Exercise instructions
Give every entry again, word for word and in full.

Dataset entries
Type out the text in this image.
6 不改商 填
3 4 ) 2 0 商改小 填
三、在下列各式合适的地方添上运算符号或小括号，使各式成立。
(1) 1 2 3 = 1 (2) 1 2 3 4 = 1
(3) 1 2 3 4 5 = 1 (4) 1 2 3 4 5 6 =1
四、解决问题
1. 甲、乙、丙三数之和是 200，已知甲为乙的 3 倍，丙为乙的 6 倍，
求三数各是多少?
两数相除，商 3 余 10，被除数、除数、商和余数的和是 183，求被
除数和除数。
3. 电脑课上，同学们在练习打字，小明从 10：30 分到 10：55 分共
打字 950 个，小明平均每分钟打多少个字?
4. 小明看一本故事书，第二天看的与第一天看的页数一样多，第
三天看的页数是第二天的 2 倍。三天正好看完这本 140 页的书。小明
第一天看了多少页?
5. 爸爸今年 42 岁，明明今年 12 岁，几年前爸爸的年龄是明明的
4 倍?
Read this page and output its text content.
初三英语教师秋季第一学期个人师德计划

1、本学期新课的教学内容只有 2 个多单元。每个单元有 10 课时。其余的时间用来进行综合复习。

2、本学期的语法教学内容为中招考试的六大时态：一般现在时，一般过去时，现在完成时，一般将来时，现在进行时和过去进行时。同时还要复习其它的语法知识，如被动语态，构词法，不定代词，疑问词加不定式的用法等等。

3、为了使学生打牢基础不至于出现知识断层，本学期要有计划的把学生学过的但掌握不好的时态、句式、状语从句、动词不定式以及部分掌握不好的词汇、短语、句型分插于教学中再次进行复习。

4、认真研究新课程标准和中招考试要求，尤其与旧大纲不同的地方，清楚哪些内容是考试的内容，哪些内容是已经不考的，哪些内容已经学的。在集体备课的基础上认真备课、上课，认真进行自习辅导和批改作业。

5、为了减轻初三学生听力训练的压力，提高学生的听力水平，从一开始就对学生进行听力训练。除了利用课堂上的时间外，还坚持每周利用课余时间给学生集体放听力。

Worked solution
Type out the text in this image.
6 不改商 填
3 4 ) 2 0 商改小 填
三、在下列各式合适的地方添上运算符号或小括号，使各式成立。
(1) 1 2 3 = 1 (2) 1 2 3 4 = 1
(3) 1 2 3 4 5 = 1 (4) 1 2 3 4 5 6 =1
四、解决问题
1. 甲、乙、丙三数之和是 200，已知甲为乙的 3 倍，丙为乙的 6 倍，
求三数各是多少?
两数相除，商 3 余 10，被除数、除数、商和余数的和是 183，求被
除数和除数。
3. 电脑课上，同学们在练习打字，小明从 10：30 分到 10：55 分共
打字 950 个，小明平均每分钟打多少个字?
4. 小明看一本故事书，第二天看的与第一天看的页数一样多，第
三天看的页数是第二天的 2 倍。三天正好看完这本 140 页的书。小明
第一天看了多少页?
5. 爸爸今年 42 岁，明明今年 12 岁，几年前爸爸的年龄是明明的
4 倍?
Read this page and output its text content.
初三英语教师秋季第一学期个人师德计划

1、本学期新课的教学内容只有 2 个多单元。每个单元有 10 课时。其余的时间用来进行综合复习。

2、本学期的语法教学内容为中招考试的六大时态：一般现在时，一般过去时，现在完成时，一般将来时，现在进行时和过去进行时。同时还要复习其它的语法知识，如被动语态，构词法，不定代词，疑问词加不定式的用法等等。

3、为了使学生打牢基础不至于出现知识断层，本学期要有计划的把学生学过的但掌握不好的时态、句式、状语从句、动词不定式以及部分掌握不好的词汇、短语、句型分插于教学中再次进行复习。

4、认真研究新课程标准和中招考试要求，尤其与旧大纲不同的地方，清楚哪些内容是考试的内容，哪些内容是已经不考的，哪些内容已经学的。在集体备课的基础上认真备课、上课，认真进行自习辅导和批改作业。

5、为了减轻初三学生听力训练的压力，提高学生的听力水平，从一开始就对学生进行听力训练。除了利用课堂上的时间外，还坚持每周利用课余时间给学生集体放听力。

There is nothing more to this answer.